**PROBLEM**
Report the number of lines in the entries below that include the word "រសហប", and nothing else.

— begin EXCERPTED RECORDS —

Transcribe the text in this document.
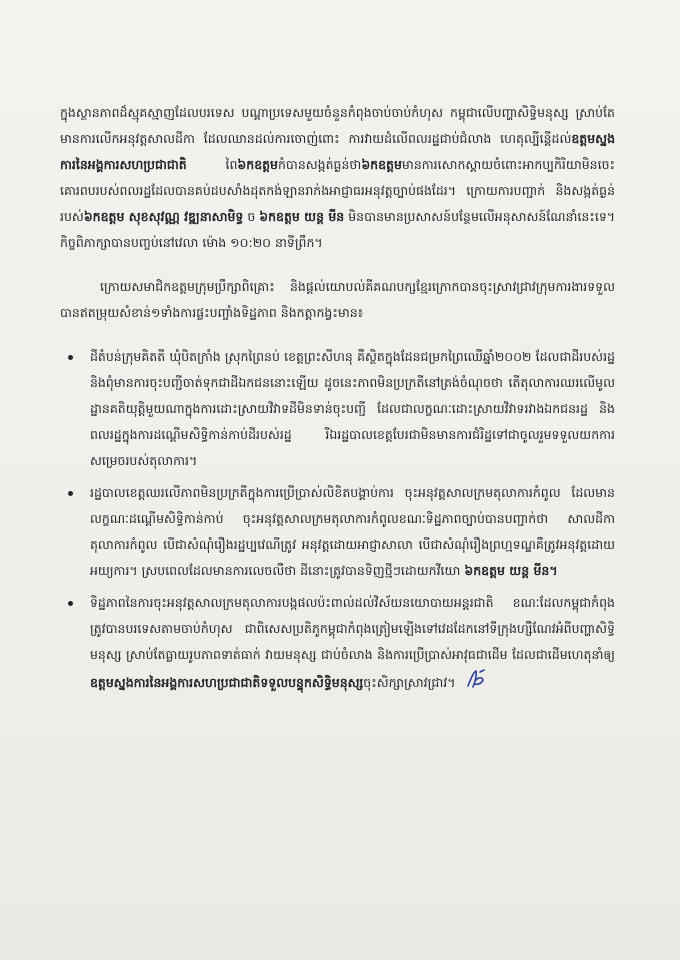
ក្នុងស្ថានភាពដ៏ស្មុគស្មាញដែលបរទេស បណ្តាប្រទេសមួយចំនួនកំពុងចាប់ចាប់កំហុស កម្ពុជាលើបញ្ហាសិទ្ធិមនុស្ស ស្រាប់តែមានការលើកអនុវត្តសាលដីកា ដែលឈានដល់ការចោញ់ពោះ ការវាយដំលើពលរដ្ឋជាប់ជំលាង ហេតុល្បីនើ្តដល់ឧត្តមស្នងការនៃអង្គការសហប្រជាជាតិ ពៃ៦កឧត្តមកំបានសង្កត់ធ្ងន់ថា៦កឧត្តមមានការសោកស្តាយចំពោះអាកប្បកិរិយាមិនចេះគោរពបរបស់ពលរដ្ឋដែលបានគប់ដបសាំងដុតកង់ឡានរាក់ងអាជ្ញាធរអនុវត្តច្បាប់ផងដែរ។ ក្រោយការបញ្ជាក់ និងសង្កត់ធ្ងន់របស់៦កឧត្តម សុខសុវណ្ណ វឌ្ឍនាសាមិទ្ធ ច ៦កឧត្តម យន្ត មីន មិនបានមានប្រសាសន៍បន្ថែមលើអនុសាសន៍ណែនាំនេះទេ។ កិច្ចពិភាក្សាបានបញ្ចប់នៅវេលា ម៉ោង ១០:២០ នាទីព្រឹក។

ក្រោយសមាជិកឧត្តមក្រុមប្រឹក្សាពិគ្រោះ និងផ្តល់យោបល់គីគណបក្សខ្មែរក្រោកបានចុះស្រាវជ្រាវក្រុមការងារទទួលបានឥតម្រុយសំខាន់១ទាំងការផ្លះបញ្ចាំងទិដ្ឋភាព និងកត្តាកង្វះមាន៖

ដីតំបន់ក្រុមគិតតី ឃុំបិតក្រាំង ស្រុកព្រៃនប់ ខេត្តព្រះសីហនុ គឺស្ថិតក្នុងដែនជម្រកព្រៃឈើឆ្នាំ២០០២ ដែលជាដីរបស់រដ្ឋ និងពុំមានការចុះបញ្ជីចាត់ទុកជាដីឯកជននោះឡើយ ដូចនេះភាពមិនប្រក្រតីនៅត្រង់ចំណុចថា តើតុលាការឈរលើមូលដ្ឋានគតិយុត្តិមួយណាក្នុងការដោះស្រាយវិវាទដីមិនទាន់ចុះបញ្ជី ដែលជាលក្ខណៈដោះស្រាយវិវាទរវាងឯកជនរដ្ឋ និងពលរដ្ឋក្នុងការដណ្តើមសិទ្ធិកាន់កាប់ដីរបស់រដ្ឋ រីឯរដ្ឋបាលខេត្តបែរជាមិនមានការជំរិដ្ឋទៅជាចូលរួមទទួលយកការសម្រេចរបស់តុលាការ។
រដ្ឋបាលខេត្តឈរលើភាពមិនប្រក្រតីក្នុងការប្រើប្រាស់លិខិតបង្គាប់ការ ចុះអនុវត្តសាលក្រមតុលាការកំពូល ដែលមានលក្ខណៈដណ្តើមសិទ្ធិកាន់កាប់ ចុះអនុវត្តសាលក្រមតុលាការកំពូលខណៈទិដ្ឋភាពច្បាប់បានបញ្ជាក់ថា សាលដីកាតុលាការកំពូល បើជាសំណុំរឿងរដ្ឋប្បវេណីត្រូវ អនុវត្តដោយអាជ្ញាសាលា បើជាសំណុំរឿងព្រហ្មទណ្ឌគឺត្រូវអនុវត្តដោយអយ្យការ។ ស្របពេលដែលមានការលេចលឺថា ដីនោះត្រូវបានទិញថ្មីៗដោយកវីយោ ៦កឧត្តម យន្ត មីន។
ទិដ្ឋភាពនៃការចុះអនុវត្តសាលក្រមតុលាការបង្កផលប៉ះពាល់ដល់វិស័យនយោបាយអន្តរជាតិ ខណៈដែលកម្ពុជាកំពុងត្រូវបានបរទេសតាមចាប់កំហុស ជាពិសេសប្រតិភូកម្ពុជាកំពុងត្រៀមឡើងទៅវេដដែកនៅទីក្រុងហ្សឺណែវអំពីបញ្ហាសិទ្ធិមនុស្ស ស្រាប់តែធ្លាយរូបភាពទាត់ធាក់ វាយមនុស្ស ជាប់ចំលាង និងការប្រើប្រាស់អាវុធជាដើម ដែលជាដើមហេតុនាំឲ្យឧត្តមស្នងការនៃអង្គការសហប្រជាជាតិទទួលបន្ទុកសិទ្ធិមនុស្សចុះសិក្សាស្រាវជ្រាវ។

— end EXCERPTED RECORDS —

**SOLUTION**
2